Copy out every line of the data exactly.

Stored items:
━━━━━━━━━━━━━━━━

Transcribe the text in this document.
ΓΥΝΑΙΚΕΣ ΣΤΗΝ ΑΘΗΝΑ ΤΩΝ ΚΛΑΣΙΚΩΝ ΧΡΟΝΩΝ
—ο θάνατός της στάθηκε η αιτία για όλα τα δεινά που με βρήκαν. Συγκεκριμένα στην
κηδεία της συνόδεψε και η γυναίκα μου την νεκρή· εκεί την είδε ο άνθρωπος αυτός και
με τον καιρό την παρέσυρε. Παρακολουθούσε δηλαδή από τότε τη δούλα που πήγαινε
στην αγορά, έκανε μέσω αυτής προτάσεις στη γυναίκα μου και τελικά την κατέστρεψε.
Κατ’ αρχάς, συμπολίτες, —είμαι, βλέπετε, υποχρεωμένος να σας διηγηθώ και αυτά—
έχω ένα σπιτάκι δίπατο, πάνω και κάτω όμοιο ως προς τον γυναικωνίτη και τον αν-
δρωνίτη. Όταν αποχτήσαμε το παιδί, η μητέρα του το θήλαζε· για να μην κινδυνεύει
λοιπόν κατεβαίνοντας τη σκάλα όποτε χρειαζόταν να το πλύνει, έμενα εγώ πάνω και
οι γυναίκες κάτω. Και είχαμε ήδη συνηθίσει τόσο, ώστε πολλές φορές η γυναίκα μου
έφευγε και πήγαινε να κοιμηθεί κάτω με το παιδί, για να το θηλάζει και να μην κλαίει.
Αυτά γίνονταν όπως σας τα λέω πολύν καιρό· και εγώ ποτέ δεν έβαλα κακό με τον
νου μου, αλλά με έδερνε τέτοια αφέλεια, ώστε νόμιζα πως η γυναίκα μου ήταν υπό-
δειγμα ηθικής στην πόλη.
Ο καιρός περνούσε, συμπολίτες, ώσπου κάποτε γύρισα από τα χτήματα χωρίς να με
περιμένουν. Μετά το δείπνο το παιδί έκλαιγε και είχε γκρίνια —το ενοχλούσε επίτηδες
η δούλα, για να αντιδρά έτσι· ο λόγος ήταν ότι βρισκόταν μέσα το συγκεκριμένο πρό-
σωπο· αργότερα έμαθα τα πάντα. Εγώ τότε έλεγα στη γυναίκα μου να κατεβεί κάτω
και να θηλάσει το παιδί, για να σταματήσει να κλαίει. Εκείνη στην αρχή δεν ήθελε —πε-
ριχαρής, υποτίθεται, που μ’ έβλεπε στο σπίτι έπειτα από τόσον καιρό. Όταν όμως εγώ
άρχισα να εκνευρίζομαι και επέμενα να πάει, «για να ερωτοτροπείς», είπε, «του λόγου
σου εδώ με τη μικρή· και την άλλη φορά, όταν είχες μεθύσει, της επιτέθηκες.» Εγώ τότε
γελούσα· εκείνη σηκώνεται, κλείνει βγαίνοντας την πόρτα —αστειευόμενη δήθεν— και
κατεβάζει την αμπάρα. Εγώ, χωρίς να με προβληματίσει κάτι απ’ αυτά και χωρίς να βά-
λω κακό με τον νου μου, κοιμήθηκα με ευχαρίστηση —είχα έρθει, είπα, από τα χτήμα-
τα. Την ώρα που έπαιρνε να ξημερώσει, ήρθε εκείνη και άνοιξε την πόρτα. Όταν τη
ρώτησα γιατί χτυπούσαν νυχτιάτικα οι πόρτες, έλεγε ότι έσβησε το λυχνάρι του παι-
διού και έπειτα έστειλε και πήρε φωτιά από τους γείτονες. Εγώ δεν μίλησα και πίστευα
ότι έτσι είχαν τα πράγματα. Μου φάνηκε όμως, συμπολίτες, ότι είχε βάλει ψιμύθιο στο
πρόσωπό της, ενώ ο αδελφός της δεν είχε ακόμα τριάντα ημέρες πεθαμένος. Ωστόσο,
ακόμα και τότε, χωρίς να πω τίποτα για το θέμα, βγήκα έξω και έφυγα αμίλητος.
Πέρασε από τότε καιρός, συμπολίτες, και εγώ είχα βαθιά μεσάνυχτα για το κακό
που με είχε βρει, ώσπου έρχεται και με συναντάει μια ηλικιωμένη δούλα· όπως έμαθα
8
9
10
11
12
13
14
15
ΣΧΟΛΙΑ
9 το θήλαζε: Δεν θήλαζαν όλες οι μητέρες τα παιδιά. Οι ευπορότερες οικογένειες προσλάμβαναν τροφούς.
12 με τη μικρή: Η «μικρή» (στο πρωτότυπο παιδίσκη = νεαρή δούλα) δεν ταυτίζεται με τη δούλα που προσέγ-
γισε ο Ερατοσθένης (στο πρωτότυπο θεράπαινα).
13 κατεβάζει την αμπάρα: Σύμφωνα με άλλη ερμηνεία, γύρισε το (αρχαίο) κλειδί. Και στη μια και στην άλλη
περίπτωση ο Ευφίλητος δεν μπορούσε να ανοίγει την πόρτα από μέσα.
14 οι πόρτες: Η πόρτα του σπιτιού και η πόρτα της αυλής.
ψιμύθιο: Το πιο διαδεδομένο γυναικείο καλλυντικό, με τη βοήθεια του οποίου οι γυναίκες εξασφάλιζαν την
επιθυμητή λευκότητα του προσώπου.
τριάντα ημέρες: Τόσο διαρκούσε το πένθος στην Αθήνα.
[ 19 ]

━━━━━━━━━━━━━━━━

Final result:
Transcribe the text in this document.
ΓΥΝΑΙΚΕΣ ΣΤΗΝ ΑΘΗΝΑ ΤΩΝ ΚΛΑΣΙΚΩΝ ΧΡΟΝΩΝ
—ο θάνατός της στάθηκε η αιτία για όλα τα δεινά που με βρήκαν. Συγκεκριμένα στην
κηδεία της συνόδεψε και η γυναίκα μου την νεκρή· εκεί την είδε ο άνθρωπος αυτός και
με τον καιρό την παρέσυρε. Παρακολουθούσε δηλαδή από τότε τη δούλα που πήγαινε
στην αγορά, έκανε μέσω αυτής προτάσεις στη γυναίκα μου και τελικά την κατέστρεψε.
Κατ’ αρχάς, συμπολίτες, —είμαι, βλέπετε, υποχρεωμένος να σας διηγηθώ και αυτά—
έχω ένα σπιτάκι δίπατο, πάνω και κάτω όμοιο ως προς τον γυναικωνίτη και τον αν-
δρωνίτη. Όταν αποχτήσαμε το παιδί, η μητέρα του το θήλαζε· για να μην κινδυνεύει
λοιπόν κατεβαίνοντας τη σκάλα όποτε χρειαζόταν να το πλύνει, έμενα εγώ πάνω και
οι γυναίκες κάτω. Και είχαμε ήδη συνηθίσει τόσο, ώστε πολλές φορές η γυναίκα μου
έφευγε και πήγαινε να κοιμηθεί κάτω με το παιδί, για να το θηλάζει και να μην κλαίει.
Αυτά γίνονταν όπως σας τα λέω πολύν καιρό· και εγώ ποτέ δεν έβαλα κακό με τον
νου μου, αλλά με έδερνε τέτοια αφέλεια, ώστε νόμιζα πως η γυναίκα μου ήταν υπό-
δειγμα ηθικής στην πόλη.
Ο καιρός περνούσε, συμπολίτες, ώσπου κάποτε γύρισα από τα χτήματα χωρίς να με
περιμένουν. Μετά το δείπνο το παιδί έκλαιγε και είχε γκρίνια —το ενοχλούσε επίτηδες
η δούλα, για να αντιδρά έτσι· ο λόγος ήταν ότι βρισκόταν μέσα το συγκεκριμένο πρό-
σωπο· αργότερα έμαθα τα πάντα. Εγώ τότε έλεγα στη γυναίκα μου να κατεβεί κάτω
και να θηλάσει το παιδί, για να σταματήσει να κλαίει. Εκείνη στην αρχή δεν ήθελε —πε-
ριχαρής, υποτίθεται, που μ’ έβλεπε στο σπίτι έπειτα από τόσον καιρό. Όταν όμως εγώ
άρχισα να εκνευρίζομαι και επέμενα να πάει, «για να ερωτοτροπείς», είπε, «του λόγου
σου εδώ με τη μικρή· και την άλλη φορά, όταν είχες μεθύσει, της επιτέθηκες.» Εγώ τότε
γελούσα· εκείνη σηκώνεται, κλείνει βγαίνοντας την πόρτα —αστειευόμενη δήθεν— και
κατεβάζει την αμπάρα. Εγώ, χωρίς να με προβληματίσει κάτι απ’ αυτά και χωρίς να βά-
λω κακό με τον νου μου, κοιμήθηκα με ευχαρίστηση —είχα έρθει, είπα, από τα χτήμα-
τα. Την ώρα που έπαιρνε να ξημερώσει, ήρθε εκείνη και άνοιξε την πόρτα. Όταν τη
ρώτησα γιατί χτυπούσαν νυχτιάτικα οι πόρτες, έλεγε ότι έσβησε το λυχνάρι του παι-
διού και έπειτα έστειλε και πήρε φωτιά από τους γείτονες. Εγώ δεν μίλησα και πίστευα
ότι έτσι είχαν τα πράγματα. Μου φάνηκε όμως, συμπολίτες, ότι είχε βάλει ψιμύθιο στο
πρόσωπό της, ενώ ο αδελφός της δεν είχε ακόμα τριάντα ημέρες πεθαμένος. Ωστόσο,
ακόμα και τότε, χωρίς να πω τίποτα για το θέμα, βγήκα έξω και έφυγα αμίλητος.
Πέρασε από τότε καιρός, συμπολίτες, και εγώ είχα βαθιά μεσάνυχτα για το κακό
που με είχε βρει, ώσπου έρχεται και με συναντάει μια ηλικιωμένη δούλα· όπως έμαθα
8
9
10
11
12
13
14
15
ΣΧΟΛΙΑ
9 το θήλαζε: Δεν θήλαζαν όλες οι μητέρες τα παιδιά. Οι ευπορότερες οικογένειες προσλάμβαναν τροφούς.
12 με τη μικρή: Η «μικρή» (στο πρωτότυπο παιδίσκη = νεαρή δούλα) δεν ταυτίζεται με τη δούλα που προσέγ-
γισε ο Ερατοσθένης (στο πρωτότυπο θεράπαινα).
13 κατεβάζει την αμπάρα: Σύμφωνα με άλλη ερμηνεία, γύρισε το (αρχαίο) κλειδί. Και στη μια και στην άλλη
περίπτωση ο Ευφίλητος δεν μπορούσε να ανοίγει την πόρτα από μέσα.
14 οι πόρτες: Η πόρτα του σπιτιού και η πόρτα της αυλής.
ψιμύθιο: Το πιο διαδεδομένο γυναικείο καλλυντικό, με τη βοήθεια του οποίου οι γυναίκες εξασφάλιζαν την
επιθυμητή λευκότητα του προσώπου.
τριάντα ημέρες: Τόσο διαρκούσε το πένθος στην Αθήνα.
[ 19 ]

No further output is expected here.